--- Written exercise ---
Identify all lines in the listing that include the word "have", and copy them out.
┌──
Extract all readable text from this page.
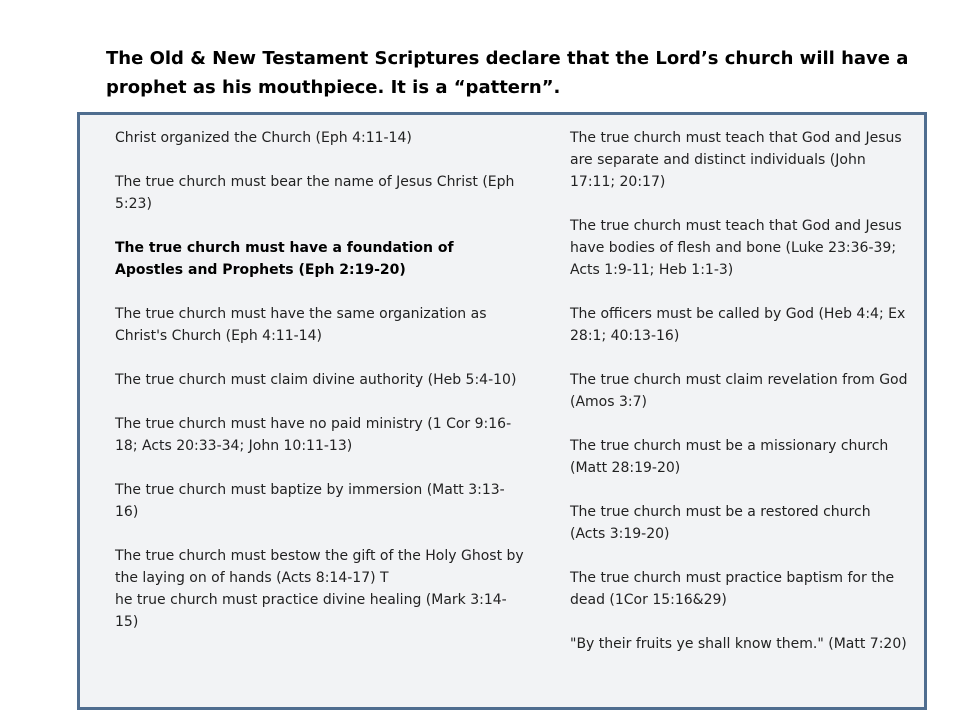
The Old & New Testament Scriptures declare that the Lord’s church will have a prophet as his mouthpiece. It is a “pattern”.

Christ organized the Church (Eph 4:11-14)

The true church must bear the name of Jesus Christ (Eph 5:23)

The true church must have a foundation of Apostles and Prophets (Eph 2:19-20)

The true church must have the same organization as Christ's Church (Eph 4:11-14)

The true church must claim divine authority (Heb 5:4-10)

The true church must have no paid ministry (1 Cor 9:16-18; Acts 20:33-34; John 10:11-13)

The true church must baptize by immersion (Matt 3:13-16)

The true church must bestow the gift of the Holy Ghost by the laying on of hands (Acts 8:14-17) T

he true church must practice divine healing (Mark 3:14-15)

The true church must teach that God and Jesus are separate and distinct individuals (John 17:11; 20:17)

The true church must teach that God and Jesus have bodies of flesh and bone (Luke 23:36-39; Acts 1:9-11; Heb 1:1-3)

The officers must be called by God (Heb 4:4; Ex 28:1; 40:13-16)

The true church must claim revelation from God (Amos 3:7)

The true church must be a missionary church (Matt 28:19-20)

The true church must be a restored church (Acts 3:19-20)

The true church must practice baptism for the dead (1Cor 15:16&29)

"By their fruits ye shall know them." (Matt 7:20)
└──
--- In response ---
The Old & New Testament Scriptures declare that the Lord’s church will have a prophet as his mouthpiece. It is a “pattern”.
The true church must have a foundation of Apostles and Prophets (Eph 2:19-20)
The true church must have the same organization as Christ's Church (Eph 4:11-14)
The true church must have no paid ministry (1 Cor 9:16-18; Acts 20:33-34; John 10:11-13)
The true church must teach that God and Jesus have bodies of flesh and bone (Luke 23:36-39; Acts 1:9-11; Heb 1:1-3)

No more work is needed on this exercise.